▶ [BRIEF] Search the records for the word "PERDEDOR" and pick out every line that has it.

▶ [GIVEN RECORDS]

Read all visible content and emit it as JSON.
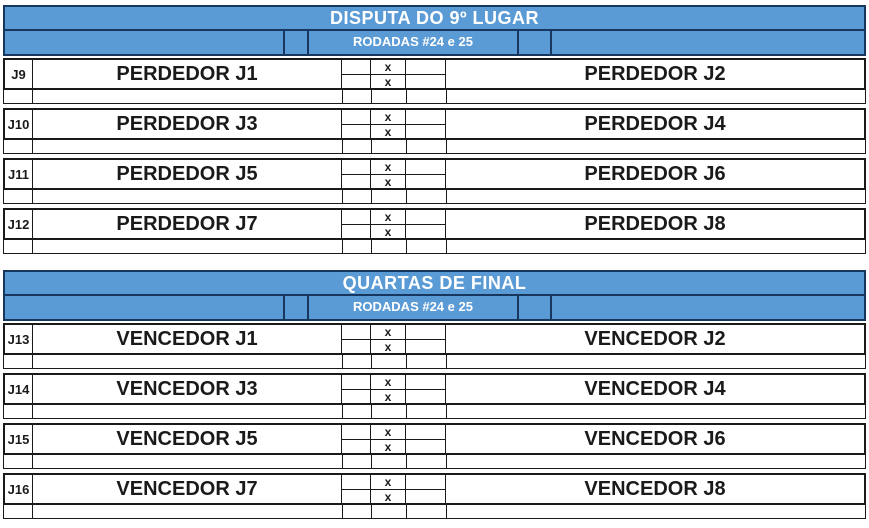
{
  "colors": {
    "header_bg": "#5b9bd5",
    "header_border": "#17375e",
    "header_text": "#ffffff",
    "grid_line": "#1a1a1a",
    "cell_text": "#1a1a1a",
    "background": "#ffffff"
  },
  "sections": [
    {
      "title": "DISPUTA DO 9º LUGAR",
      "subheader": "RODADAS #24 e 25",
      "matches": [
        {
          "id": "J9",
          "left": "PERDEDOR J1",
          "right": "PERDEDOR J2",
          "x_top": "x",
          "x_bottom": "x"
        },
        {
          "id": "J10",
          "left": "PERDEDOR J3",
          "right": "PERDEDOR J4",
          "x_top": "x",
          "x_bottom": "x"
        },
        {
          "id": "J11",
          "left": "PERDEDOR J5",
          "right": "PERDEDOR J6",
          "x_top": "x",
          "x_bottom": "x"
        },
        {
          "id": "J12",
          "left": "PERDEDOR J7",
          "right": "PERDEDOR J8",
          "x_top": "x",
          "x_bottom": "x"
        }
      ]
    },
    {
      "title": "QUARTAS DE FINAL",
      "subheader": "RODADAS #24 e 25",
      "matches": [
        {
          "id": "J13",
          "left": "VENCEDOR J1",
          "right": "VENCEDOR J2",
          "x_top": "x",
          "x_bottom": "x"
        },
        {
          "id": "J14",
          "left": "VENCEDOR J3",
          "right": "VENCEDOR J4",
          "x_top": "x",
          "x_bottom": "x"
        },
        {
          "id": "J15",
          "left": "VENCEDOR J5",
          "right": "VENCEDOR J6",
          "x_top": "x",
          "x_bottom": "x"
        },
        {
          "id": "J16",
          "left": "VENCEDOR J7",
          "right": "VENCEDOR J8",
          "x_top": "x",
          "x_bottom": "x"
        }
      ]
    }
  ]
}
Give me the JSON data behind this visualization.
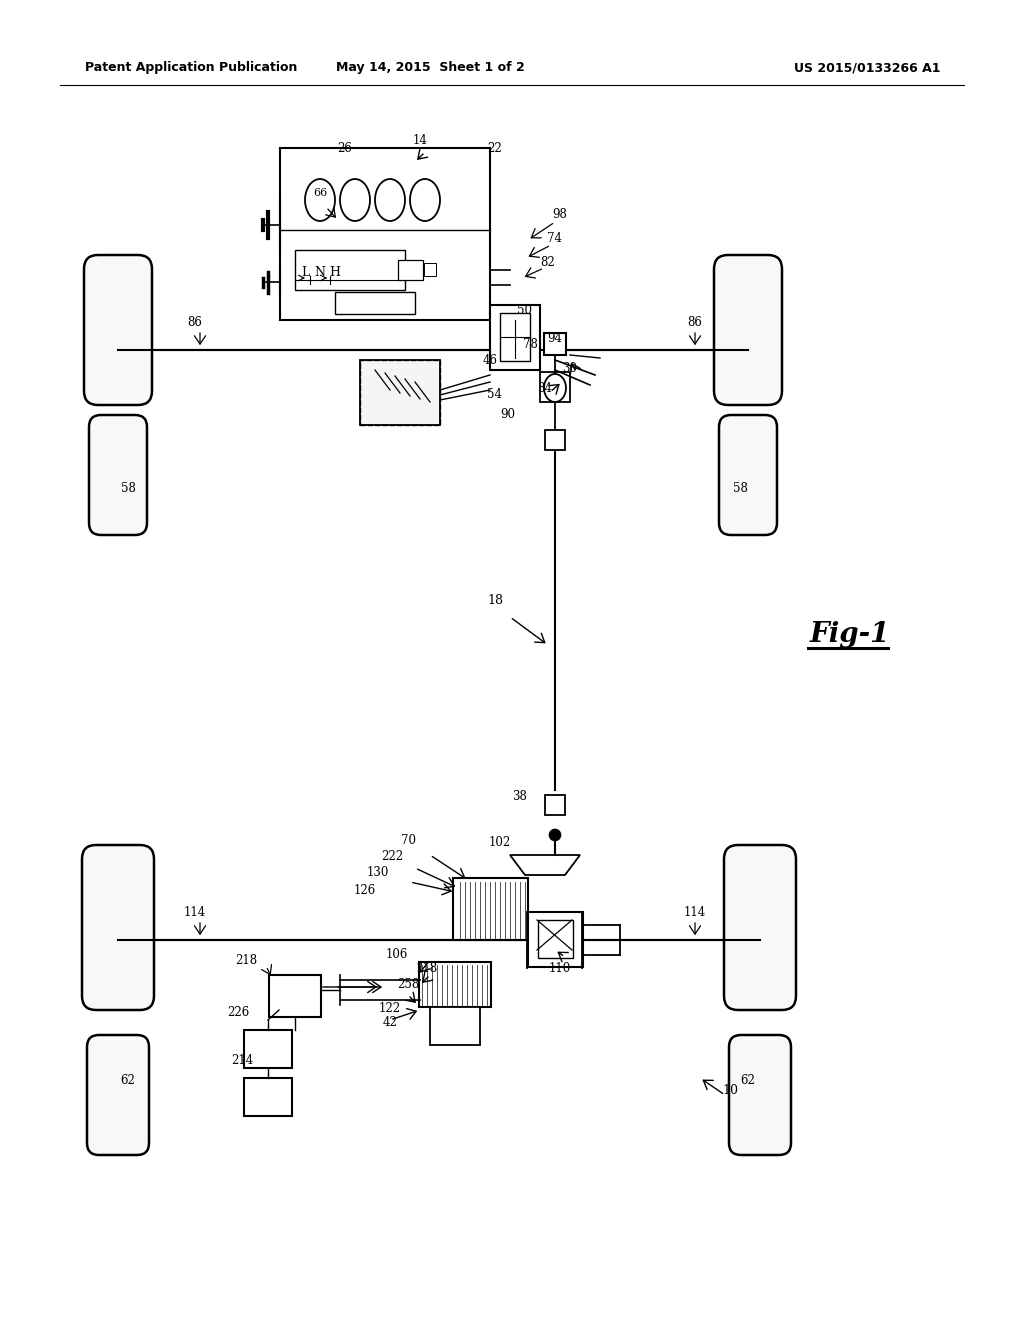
{
  "bg_color": "#ffffff",
  "title_left": "Patent Application Publication",
  "title_mid": "May 14, 2015  Sheet 1 of 2",
  "title_right": "US 2015/0133266 A1",
  "fig_label": "Fig-1"
}
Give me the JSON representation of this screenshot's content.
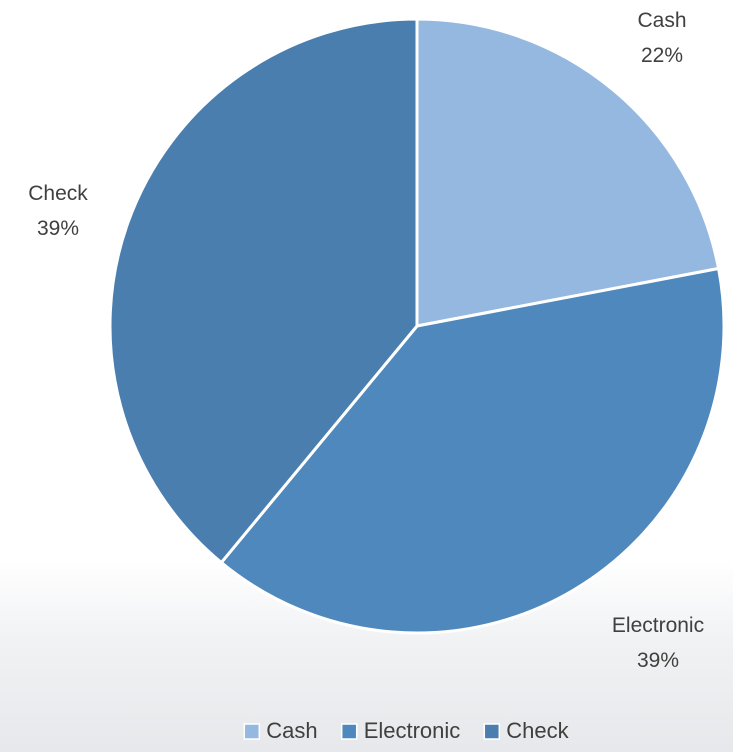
{
  "chart_data": {
    "type": "pie",
    "title": "",
    "categories": [
      "Cash",
      "Electronic",
      "Check"
    ],
    "values": [
      22,
      39,
      39
    ],
    "unit": "%",
    "data_labels": [
      {
        "category": "Cash",
        "value_text": "22%"
      },
      {
        "category": "Electronic",
        "value_text": "39%"
      },
      {
        "category": "Check",
        "value_text": "39%"
      }
    ],
    "colors": [
      "#95b8e0",
      "#4f88bc",
      "#4a7eaf"
    ],
    "legend": {
      "position": "bottom",
      "entries": [
        "Cash",
        "Electronic",
        "Check"
      ]
    },
    "start_angle": "12 o'clock",
    "direction": "clockwise"
  }
}
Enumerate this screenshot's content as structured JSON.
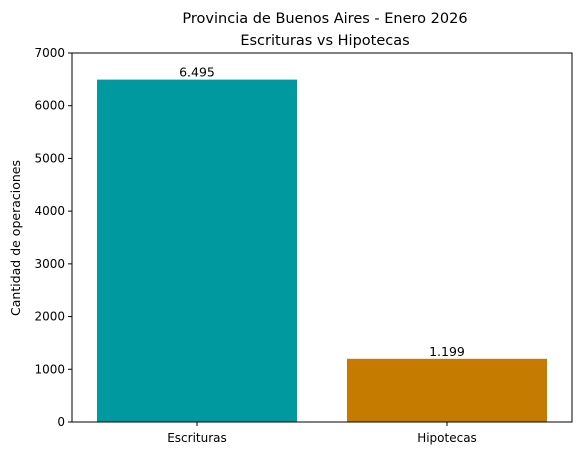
{
  "chart_data": {
    "type": "bar",
    "title": "Provincia de Buenos Aires - Enero 2026",
    "subtitle": "Escrituras vs Hipotecas",
    "xlabel": "",
    "ylabel": "Cantidad de operaciones",
    "ylim": [
      0,
      7000
    ],
    "yticks": [
      0,
      1000,
      2000,
      3000,
      4000,
      5000,
      6000,
      7000
    ],
    "categories": [
      "Escrituras",
      "Hipotecas"
    ],
    "values": [
      6495,
      1199
    ],
    "value_labels": [
      "6.495",
      "1.199"
    ],
    "colors": [
      "#00999f",
      "#c57b00"
    ],
    "grid": false,
    "legend": "none"
  }
}
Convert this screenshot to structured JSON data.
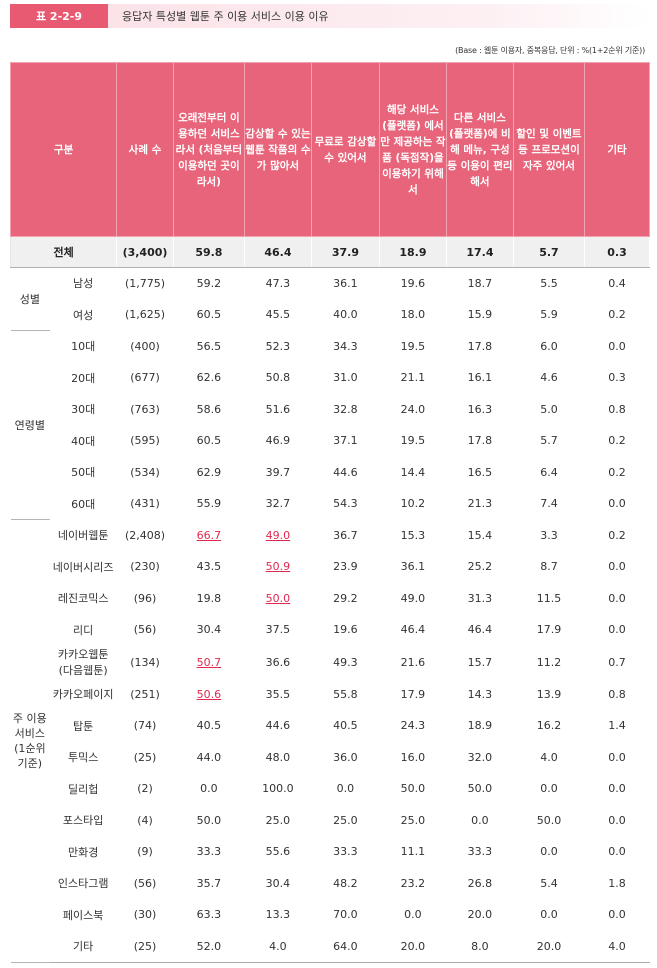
{
  "header": {
    "badge": "표 2-2-9",
    "title": "응답자 특성별 웹툰 주 이용 서비스 이용 이유"
  },
  "note": "(Base : 웹툰 이용자, 중복응답, 단위 : %(1+2순위 기준))",
  "table": {
    "columns": [
      "구분",
      "사례 수",
      "오래전부터 이용하던 서비스라서 (처음부터 이용하던 곳이라서)",
      "감상할 수 있는 웹툰 작품의 수가 많아서",
      "무료로 감상할 수 있어서",
      "해당 서비스 (플랫폼) 에서만 제공하는 작품 (독점작)을 이용하기 위해서",
      "다른 서비스 (플랫폼)에 비해 메뉴, 구성 등 이용이 편리해서",
      "할인 및 이벤트 등 프로모션이 자주 있어서",
      "기타"
    ],
    "total": {
      "label": "전체",
      "n": "(3,400)",
      "values": [
        "59.8",
        "46.4",
        "37.9",
        "18.9",
        "17.4",
        "5.7",
        "0.3"
      ]
    },
    "groups": [
      {
        "label": "성별",
        "rows": [
          {
            "label": "남성",
            "n": "(1,775)",
            "values": [
              "59.2",
              "47.3",
              "36.1",
              "19.6",
              "18.7",
              "5.5",
              "0.4"
            ]
          },
          {
            "label": "여성",
            "n": "(1,625)",
            "values": [
              "60.5",
              "45.5",
              "40.0",
              "18.0",
              "15.9",
              "5.9",
              "0.2"
            ]
          }
        ]
      },
      {
        "label": "연령별",
        "rows": [
          {
            "label": "10대",
            "n": "(400)",
            "values": [
              "56.5",
              "52.3",
              "34.3",
              "19.5",
              "17.8",
              "6.0",
              "0.0"
            ]
          },
          {
            "label": "20대",
            "n": "(677)",
            "values": [
              "62.6",
              "50.8",
              "31.0",
              "21.1",
              "16.1",
              "4.6",
              "0.3"
            ]
          },
          {
            "label": "30대",
            "n": "(763)",
            "values": [
              "58.6",
              "51.6",
              "32.8",
              "24.0",
              "16.3",
              "5.0",
              "0.8"
            ]
          },
          {
            "label": "40대",
            "n": "(595)",
            "values": [
              "60.5",
              "46.9",
              "37.1",
              "19.5",
              "17.8",
              "5.7",
              "0.2"
            ]
          },
          {
            "label": "50대",
            "n": "(534)",
            "values": [
              "62.9",
              "39.7",
              "44.6",
              "14.4",
              "16.5",
              "6.4",
              "0.2"
            ]
          },
          {
            "label": "60대",
            "n": "(431)",
            "values": [
              "55.9",
              "32.7",
              "54.3",
              "10.2",
              "21.3",
              "7.4",
              "0.0"
            ]
          }
        ]
      },
      {
        "label": "주 이용 서비스 (1순위 기준)",
        "rows": [
          {
            "label": "네이버웹툰",
            "n": "(2,408)",
            "values": [
              "66.7",
              "49.0",
              "36.7",
              "15.3",
              "15.4",
              "3.3",
              "0.2"
            ],
            "highlight": [
              0,
              1
            ]
          },
          {
            "label": "네이버시리즈",
            "n": "(230)",
            "values": [
              "43.5",
              "50.9",
              "23.9",
              "36.1",
              "25.2",
              "8.7",
              "0.0"
            ],
            "highlight": [
              1
            ]
          },
          {
            "label": "레진코믹스",
            "n": "(96)",
            "values": [
              "19.8",
              "50.0",
              "29.2",
              "49.0",
              "31.3",
              "11.5",
              "0.0"
            ],
            "highlight": [
              1
            ]
          },
          {
            "label": "리디",
            "n": "(56)",
            "values": [
              "30.4",
              "37.5",
              "19.6",
              "46.4",
              "46.4",
              "17.9",
              "0.0"
            ]
          },
          {
            "label": "카카오웹툰 (다음웹툰)",
            "n": "(134)",
            "values": [
              "50.7",
              "36.6",
              "49.3",
              "21.6",
              "15.7",
              "11.2",
              "0.7"
            ],
            "highlight": [
              0
            ]
          },
          {
            "label": "카카오페이지",
            "n": "(251)",
            "values": [
              "50.6",
              "35.5",
              "55.8",
              "17.9",
              "14.3",
              "13.9",
              "0.8"
            ],
            "highlight": [
              0
            ]
          },
          {
            "label": "탑툰",
            "n": "(74)",
            "values": [
              "40.5",
              "44.6",
              "40.5",
              "24.3",
              "18.9",
              "16.2",
              "1.4"
            ]
          },
          {
            "label": "투믹스",
            "n": "(25)",
            "values": [
              "44.0",
              "48.0",
              "36.0",
              "16.0",
              "32.0",
              "4.0",
              "0.0"
            ]
          },
          {
            "label": "딜리헙",
            "n": "(2)",
            "values": [
              "0.0",
              "100.0",
              "0.0",
              "50.0",
              "50.0",
              "0.0",
              "0.0"
            ]
          },
          {
            "label": "포스타입",
            "n": "(4)",
            "values": [
              "50.0",
              "25.0",
              "25.0",
              "25.0",
              "0.0",
              "50.0",
              "0.0"
            ]
          },
          {
            "label": "만화경",
            "n": "(9)",
            "values": [
              "33.3",
              "55.6",
              "33.3",
              "11.1",
              "33.3",
              "0.0",
              "0.0"
            ]
          },
          {
            "label": "인스타그램",
            "n": "(56)",
            "values": [
              "35.7",
              "30.4",
              "48.2",
              "23.2",
              "26.8",
              "5.4",
              "1.8"
            ]
          },
          {
            "label": "페이스북",
            "n": "(30)",
            "values": [
              "63.3",
              "13.3",
              "70.0",
              "0.0",
              "20.0",
              "0.0",
              "0.0"
            ]
          },
          {
            "label": "기타",
            "n": "(25)",
            "values": [
              "52.0",
              "4.0",
              "64.0",
              "20.0",
              "8.0",
              "20.0",
              "4.0"
            ]
          }
        ]
      }
    ]
  }
}
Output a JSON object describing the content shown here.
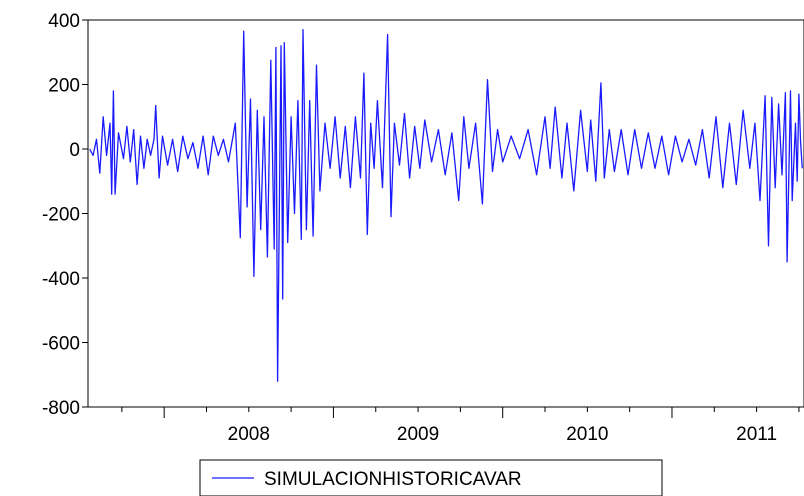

▶ [COMPLETE ANSWER]
          "left": "PERDEDOR J1",
          "right": "PERDEDOR J2",
          "left": "PERDEDOR J3",
          "right": "PERDEDOR J4",
          "left": "PERDEDOR J5",
          "right": "PERDEDOR J6",
          "left": "PERDEDOR J7",
          "right": "PERDEDOR J8",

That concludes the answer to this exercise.